_WRITTEN REQUEST_
Transcribe the data in full and exactly, omitting any pictures.

(Figure record extracts)
---------------
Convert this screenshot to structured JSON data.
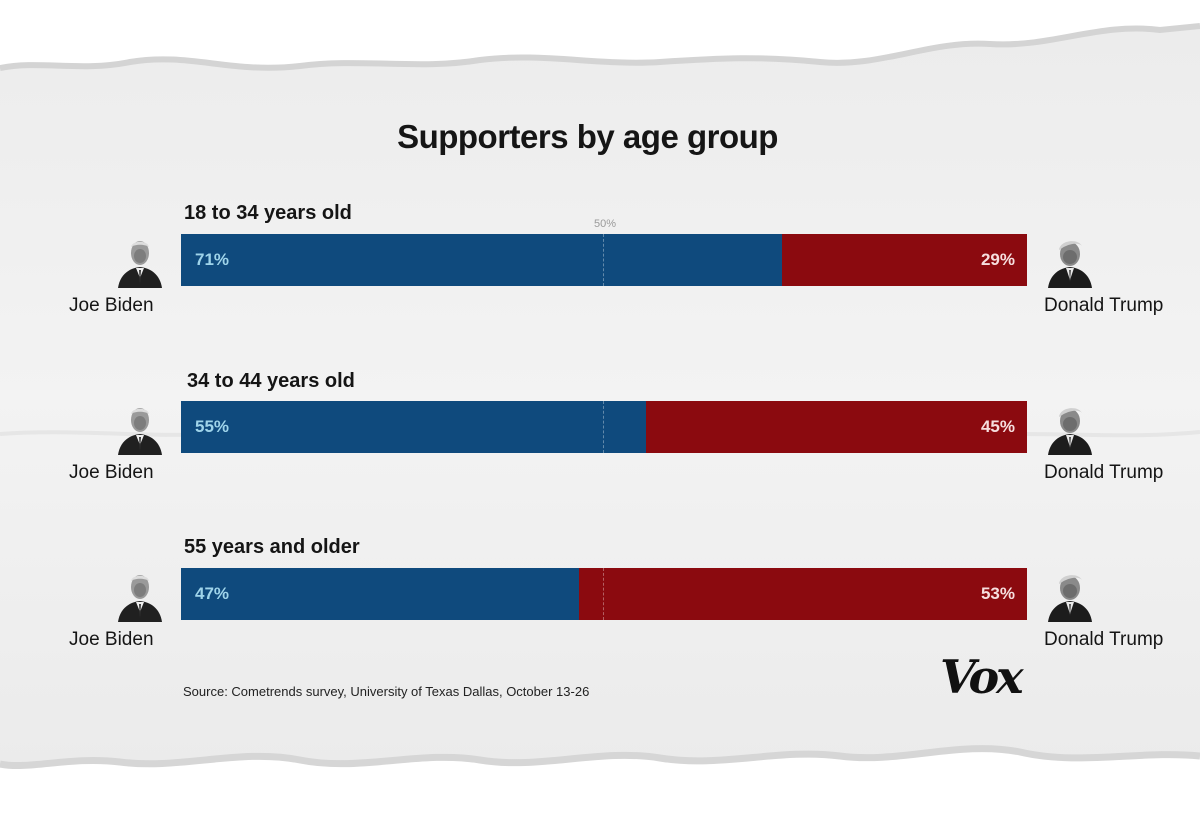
{
  "chart_data": {
    "type": "bar",
    "orientation": "horizontal-stacked",
    "title": "Supporters by age group",
    "midpoint_label": "50%",
    "series_colors": {
      "biden": "#0f4a7d",
      "trump": "#8b0a0f"
    },
    "label_colors": {
      "biden": "#9fd4ea",
      "trump": "#f6dede"
    },
    "groups": [
      {
        "label": "18 to 34 years old",
        "biden_value": 71,
        "trump_value": 29,
        "biden_text": "71%",
        "trump_text": "29%"
      },
      {
        "label": "34 to 44 years old",
        "biden_value": 55,
        "trump_value": 45,
        "biden_text": "55%",
        "trump_text": "45%"
      },
      {
        "label": "55 years and older",
        "biden_value": 47,
        "trump_value": 53,
        "biden_text": "47%",
        "trump_text": "53%"
      }
    ]
  },
  "candidates": {
    "left": {
      "name": "Joe Biden",
      "icon": "biden-portrait-icon"
    },
    "right": {
      "name": "Donald Trump",
      "icon": "trump-portrait-icon"
    }
  },
  "footer": {
    "source": "Source: Cometrends survey, University of Texas Dallas, October 13-26",
    "brand": "Vox"
  }
}
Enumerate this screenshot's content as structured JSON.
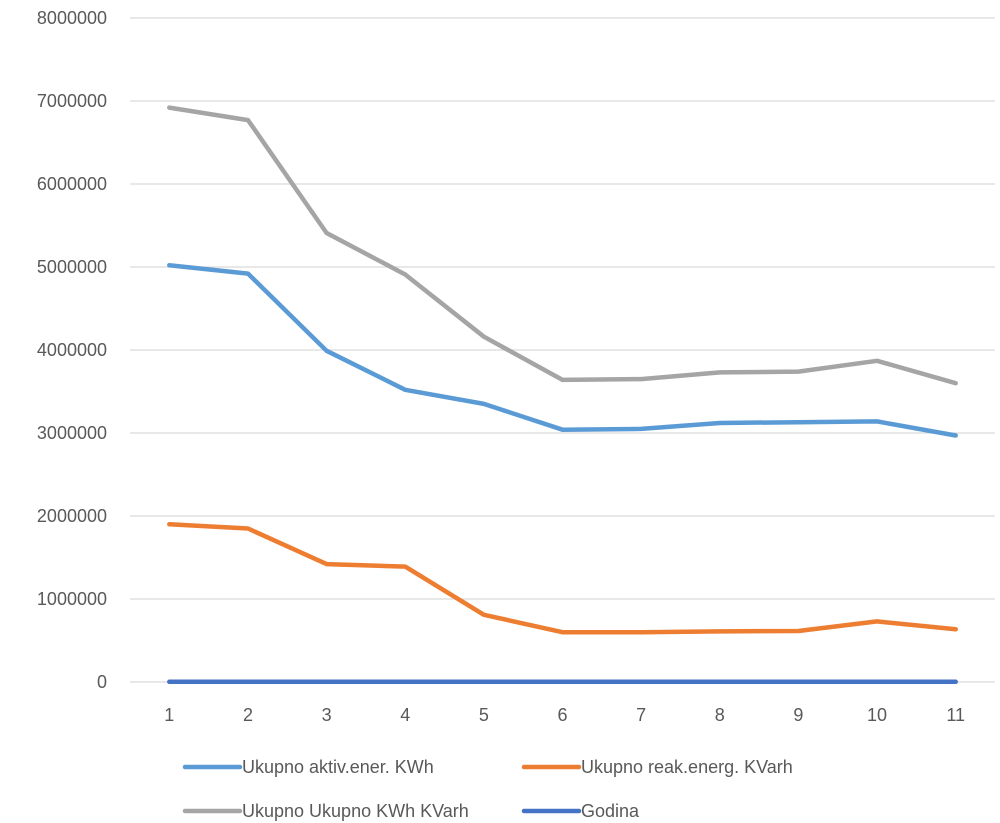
{
  "chart_data": {
    "type": "line",
    "categories": [
      "1",
      "2",
      "3",
      "4",
      "5",
      "6",
      "7",
      "8",
      "9",
      "10",
      "11"
    ],
    "ylim": [
      0,
      8000000
    ],
    "yticks": [
      "0",
      "1000000",
      "2000000",
      "3000000",
      "4000000",
      "5000000",
      "6000000",
      "7000000",
      "8000000"
    ],
    "grid": true,
    "legend_position": "bottom",
    "series": [
      {
        "name": "Ukupno aktiv.ener. KWh",
        "color": "#5B9BD5",
        "values": [
          5020000,
          4920000,
          3990000,
          3520000,
          3350000,
          3040000,
          3050000,
          3120000,
          3130000,
          3140000,
          2970000
        ]
      },
      {
        "name": "Ukupno reak.energ. KVarh",
        "color": "#ED7D31",
        "values": [
          1900000,
          1850000,
          1420000,
          1390000,
          810000,
          600000,
          600000,
          610000,
          615000,
          730000,
          635000
        ]
      },
      {
        "name": "Ukupno Ukupno KWh KVarh",
        "color": "#A5A5A5",
        "values": [
          6920000,
          6770000,
          5410000,
          4910000,
          4160000,
          3640000,
          3650000,
          3730000,
          3740000,
          3870000,
          3600000
        ]
      },
      {
        "name": "Godina",
        "color": "#4472C4",
        "values": [
          2011,
          2012,
          2013,
          2014,
          2015,
          2016,
          2017,
          2018,
          2019,
          2020,
          2021
        ]
      }
    ]
  }
}
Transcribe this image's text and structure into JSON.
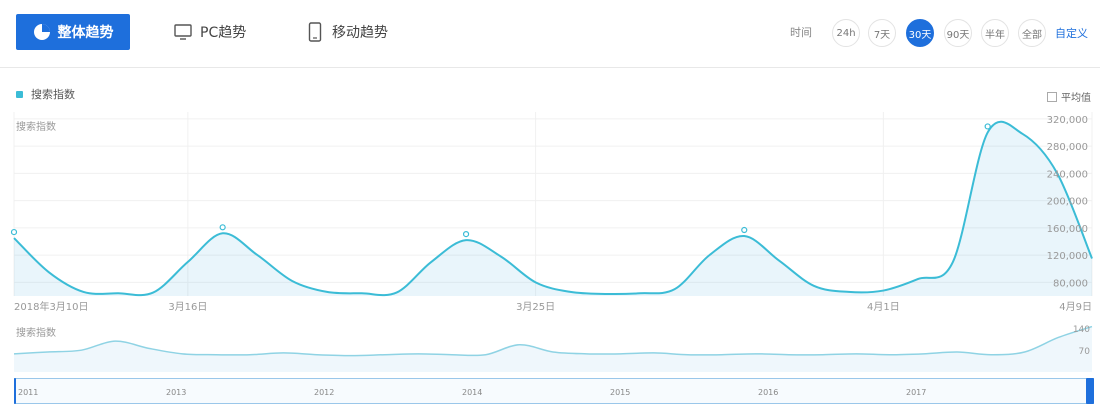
{
  "tabs": {
    "overall": "整体趋势",
    "pc": "PC趋势",
    "mobile": "移动趋势"
  },
  "range": {
    "label": "时间",
    "options": [
      "24h",
      "7天",
      "30天",
      "90天",
      "半年",
      "全部"
    ],
    "active_index": 2,
    "custom": "自定义"
  },
  "legend": {
    "series": "搜索指数",
    "color": "#3bbcd6",
    "avg_toggle": "平均值"
  },
  "chart_labels": {
    "main": "搜索指数",
    "nav": "搜索指数"
  },
  "chart_data": {
    "type": "area",
    "x": [
      "2018年3月10日",
      "",
      "",
      "",
      "",
      "3月16日",
      "",
      "",
      "",
      "",
      "",
      "",
      "",
      "",
      "",
      "3月25日",
      "",
      "",
      "",
      "",
      "",
      "",
      "",
      "",
      "",
      "4月1日",
      "",
      "",
      "",
      "",
      "",
      "4月9日"
    ],
    "y_ticks": [
      "80,000",
      "120,000",
      "160,000",
      "200,000",
      "240,000",
      "280,000",
      "320,000"
    ],
    "ylim": [
      60000,
      330000
    ],
    "x_ticks": [
      "2018年3月10日",
      "3月16日",
      "3月25日",
      "4月1日",
      "4月9日"
    ],
    "series": [
      {
        "name": "搜索指数",
        "values": [
          145000,
          95000,
          66000,
          64000,
          65000,
          110000,
          152000,
          120000,
          82000,
          66000,
          64000,
          65000,
          110000,
          142000,
          118000,
          80000,
          66000,
          63000,
          64000,
          70000,
          120000,
          148000,
          112000,
          75000,
          66000,
          68000,
          85000,
          110000,
          300000,
          298000,
          240000,
          115000
        ]
      }
    ],
    "grid": true
  },
  "navigator": {
    "ticks": [
      "2011",
      "2013",
      "2012",
      "2014",
      "2015",
      "2016",
      "2017"
    ],
    "y_ticks": [
      "140",
      "70"
    ]
  }
}
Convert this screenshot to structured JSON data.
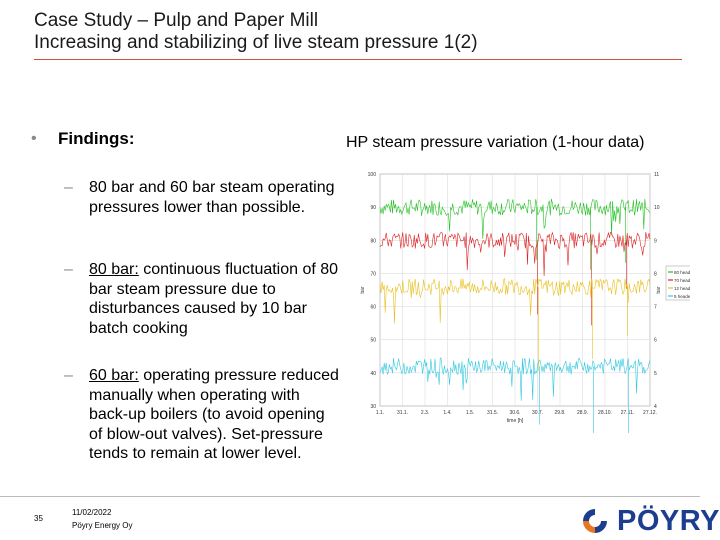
---------------
_ANSWER TO THIS PROBLEM_
Convert this screenshot to structured JSON data.
{
  "chart_data": {
    "type": "bar",
    "orientation": "horizontal-stacked",
    "title": "Supporters by age group",
    "midpoint_label": "50%",
    "series_colors": {
      "biden": "#0f4a7d",
      "trump": "#8b0a0f"
    },
    "label_colors": {
      "biden": "#9fd4ea",
      "trump": "#f6dede"
    },
    "groups": [
      {
        "label": "18 to 34 years old",
        "biden_value": 71,
        "trump_value": 29,
        "biden_text": "71%",
        "trump_text": "29%"
      },
      {
        "label": "34 to 44 years old",
        "biden_value": 55,
        "trump_value": 45,
        "biden_text": "55%",
        "trump_text": "45%"
      },
      {
        "label": "55 years and older",
        "biden_value": 47,
        "trump_value": 53,
        "biden_text": "47%",
        "trump_text": "53%"
      }
    ]
  },
  "candidates": {
    "left": {
      "name": "Joe Biden",
      "icon": "biden-portrait-icon"
    },
    "right": {
      "name": "Donald Trump",
      "icon": "trump-portrait-icon"
    }
  },
  "footer": {
    "source": "Source: Cometrends survey, University of Texas Dallas, October 13-26",
    "brand": "Vox"
  }
}
Enumerate this screenshot's content as structured JSON.
{
  "chart_data": {
    "type": "line",
    "categories": [
      "1",
      "2",
      "3",
      "4",
      "5",
      "6",
      "7",
      "8",
      "9",
      "10",
      "11"
    ],
    "ylim": [
      0,
      8000000
    ],
    "yticks": [
      "0",
      "1000000",
      "2000000",
      "3000000",
      "4000000",
      "5000000",
      "6000000",
      "7000000",
      "8000000"
    ],
    "grid": true,
    "legend_position": "bottom",
    "series": [
      {
        "name": "Ukupno aktiv.ener. KWh",
        "color": "#5B9BD5",
        "values": [
          5020000,
          4920000,
          3990000,
          3520000,
          3350000,
          3040000,
          3050000,
          3120000,
          3130000,
          3140000,
          2970000
        ]
      },
      {
        "name": "Ukupno reak.energ. KVarh",
        "color": "#ED7D31",
        "values": [
          1900000,
          1850000,
          1420000,
          1390000,
          810000,
          600000,
          600000,
          610000,
          615000,
          730000,
          635000
        ]
      },
      {
        "name": "Ukupno Ukupno KWh KVarh",
        "color": "#A5A5A5",
        "values": [
          6920000,
          6770000,
          5410000,
          4910000,
          4160000,
          3640000,
          3650000,
          3730000,
          3740000,
          3870000,
          3600000
        ]
      },
      {
        "name": "Godina",
        "color": "#4472C4",
        "values": [
          2011,
          2012,
          2013,
          2014,
          2015,
          2016,
          2017,
          2018,
          2019,
          2020,
          2021
        ]
      }
    ]
  }
}
Transcribe this image's text and structure into JSON.
{
  "tabs": {
    "overall": "整体趋势",
    "pc": "PC趋势",
    "mobile": "移动趋势"
  },
  "range": {
    "label": "时间",
    "options": [
      "24h",
      "7天",
      "30天",
      "90天",
      "半年",
      "全部"
    ],
    "active_index": 2,
    "custom": "自定义"
  },
  "legend": {
    "series": "搜索指数",
    "color": "#3bbcd6",
    "avg_toggle": "平均值"
  },
  "chart_labels": {
    "main": "搜索指数",
    "nav": "搜索指数"
  },
  "chart_data": {
    "type": "area",
    "x": [
      "2018年3月10日",
      "",
      "",
      "",
      "",
      "3月16日",
      "",
      "",
      "",
      "",
      "",
      "",
      "",
      "",
      "",
      "3月25日",
      "",
      "",
      "",
      "",
      "",
      "",
      "",
      "",
      "",
      "4月1日",
      "",
      "",
      "",
      "",
      "",
      "4月9日"
    ],
    "y_ticks": [
      "80,000",
      "120,000",
      "160,000",
      "200,000",
      "240,000",
      "280,000",
      "320,000"
    ],
    "ylim": [
      60000,
      330000
    ],
    "x_ticks": [
      "2018年3月10日",
      "3月16日",
      "3月25日",
      "4月1日",
      "4月9日"
    ],
    "series": [
      {
        "name": "搜索指数",
        "values": [
          145000,
          95000,
          66000,
          64000,
          65000,
          110000,
          152000,
          120000,
          82000,
          66000,
          64000,
          65000,
          110000,
          142000,
          118000,
          80000,
          66000,
          63000,
          64000,
          70000,
          120000,
          148000,
          112000,
          75000,
          66000,
          68000,
          85000,
          110000,
          300000,
          298000,
          240000,
          115000
        ]
      }
    ],
    "grid": true
  },
  "navigator": {
    "ticks": [
      "2011",
      "2013",
      "2012",
      "2014",
      "2015",
      "2016",
      "2017"
    ],
    "y_ticks": [
      "140",
      "70"
    ]
  }
}
Convert this screenshot to structured JSON data.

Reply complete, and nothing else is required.